Brief: Please reproduce every one of the items below word for word.

Entries drawn from a collection:
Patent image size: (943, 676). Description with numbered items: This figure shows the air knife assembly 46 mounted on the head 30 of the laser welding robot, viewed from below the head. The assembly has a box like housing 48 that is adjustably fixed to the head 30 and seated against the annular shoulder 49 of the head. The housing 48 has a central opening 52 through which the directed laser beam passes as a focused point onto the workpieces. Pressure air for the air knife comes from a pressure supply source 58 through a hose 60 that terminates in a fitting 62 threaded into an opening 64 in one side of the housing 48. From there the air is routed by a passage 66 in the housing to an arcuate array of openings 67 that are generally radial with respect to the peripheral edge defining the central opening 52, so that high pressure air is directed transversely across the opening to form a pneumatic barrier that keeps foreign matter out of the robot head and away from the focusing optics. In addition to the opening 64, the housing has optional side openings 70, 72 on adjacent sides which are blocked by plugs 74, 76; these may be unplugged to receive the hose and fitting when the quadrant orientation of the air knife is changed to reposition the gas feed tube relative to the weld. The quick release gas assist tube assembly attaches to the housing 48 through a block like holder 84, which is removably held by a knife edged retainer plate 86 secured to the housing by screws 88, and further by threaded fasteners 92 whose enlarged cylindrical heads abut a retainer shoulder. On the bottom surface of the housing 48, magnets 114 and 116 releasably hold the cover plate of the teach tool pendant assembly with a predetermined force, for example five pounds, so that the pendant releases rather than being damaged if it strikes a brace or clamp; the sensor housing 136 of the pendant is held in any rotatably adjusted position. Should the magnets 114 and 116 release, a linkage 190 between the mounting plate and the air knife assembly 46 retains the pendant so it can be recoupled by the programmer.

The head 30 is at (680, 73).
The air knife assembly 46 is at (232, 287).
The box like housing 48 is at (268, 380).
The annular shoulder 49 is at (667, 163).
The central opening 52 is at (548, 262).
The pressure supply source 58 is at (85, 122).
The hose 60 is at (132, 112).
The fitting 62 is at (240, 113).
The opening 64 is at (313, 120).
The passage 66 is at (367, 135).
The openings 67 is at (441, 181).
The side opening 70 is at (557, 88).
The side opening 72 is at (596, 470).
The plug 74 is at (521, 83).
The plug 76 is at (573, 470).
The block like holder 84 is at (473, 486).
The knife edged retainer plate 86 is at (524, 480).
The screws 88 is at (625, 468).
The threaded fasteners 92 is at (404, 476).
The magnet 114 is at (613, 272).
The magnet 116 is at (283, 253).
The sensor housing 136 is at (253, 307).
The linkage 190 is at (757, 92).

Completed exercise:
Patent image size: (943, 676). Description with numbered items: This figure shows the air knife assembly 46 mounted on the head 30 of the laser welding robot, viewed from below the head. The assembly has a box like housing 48 that is adjustably fixed to the head 30 and seated against the annular shoulder 49 of the head. The housing 48 has a central opening 52 through which the directed laser beam passes as a focused point onto the workpieces. Pressure air for the air knife comes from a pressure supply source 58 through a hose 60 that terminates in a fitting 62 threaded into an opening 64 in one side of the housing 48. From there the air is routed by a passage 66 in the housing to an arcuate array of openings 67 that are generally radial with respect to the peripheral edge defining the central opening 52, so that high pressure air is directed transversely across the opening to form a pneumatic barrier that keeps foreign matter out of the robot head and away from the focusing optics. In addition to the opening 64, the housing has optional side openings 70, 72 on adjacent sides which are blocked by plugs 74, 76; these may be unplugged to receive the hose and fitting when the quadrant orientation of the air knife is changed to reposition the gas feed tube relative to the weld. The quick release gas assist tube assembly attaches to the housing 48 through a block like holder 84, which is removably held by a knife edged retainer plate 86 secured to the housing by screws 88, and further by threaded fasteners 92 whose enlarged cylindrical heads abut a retainer shoulder. On the bottom surface of the housing 48, magnets 114 and 116 releasably hold the cover plate of the teach tool pendant assembly with a predetermined force, for example five pounds, so that the pendant releases rather than being damaged if it strikes a brace or clamp; the sensor housing 136 of the pendant is held in any rotatably adjusted position. Should the magnets 114 and 116 release, a linkage 190 between the mounting plate and the air knife assembly 46 retains the pendant so it can be recoupled by the programmer.

The head 30 is at (680, 73).
The air knife assembly 46 is at (232, 287).
The box like housing 48 is at (268, 380).
The annular shoulder 49 is at (667, 163).
The central opening 52 is at (548, 262).
The pressure supply source 58 is at (85, 122).
The hose 60 is at (132, 112).
The fitting 62 is at (240, 113).
The opening 64 is at (313, 120).
The passage 66 is at (367, 135).
The openings 67 is at (441, 181).
The side opening 70 is at (557, 88).
The side opening 72 is at (596, 470).
The plug 74 is at (521, 83).
The plug 76 is at (573, 470).
The block like holder 84 is at (473, 486).
The knife edged retainer plate 86 is at (524, 480).
The screws 88 is at (625, 468).
The threaded fasteners 92 is at (404, 476).
The magnet 114 is at (613, 272).
The magnet 116 is at (283, 253).
The sensor housing 136 is at (253, 307).
The linkage 190 is at (757, 92).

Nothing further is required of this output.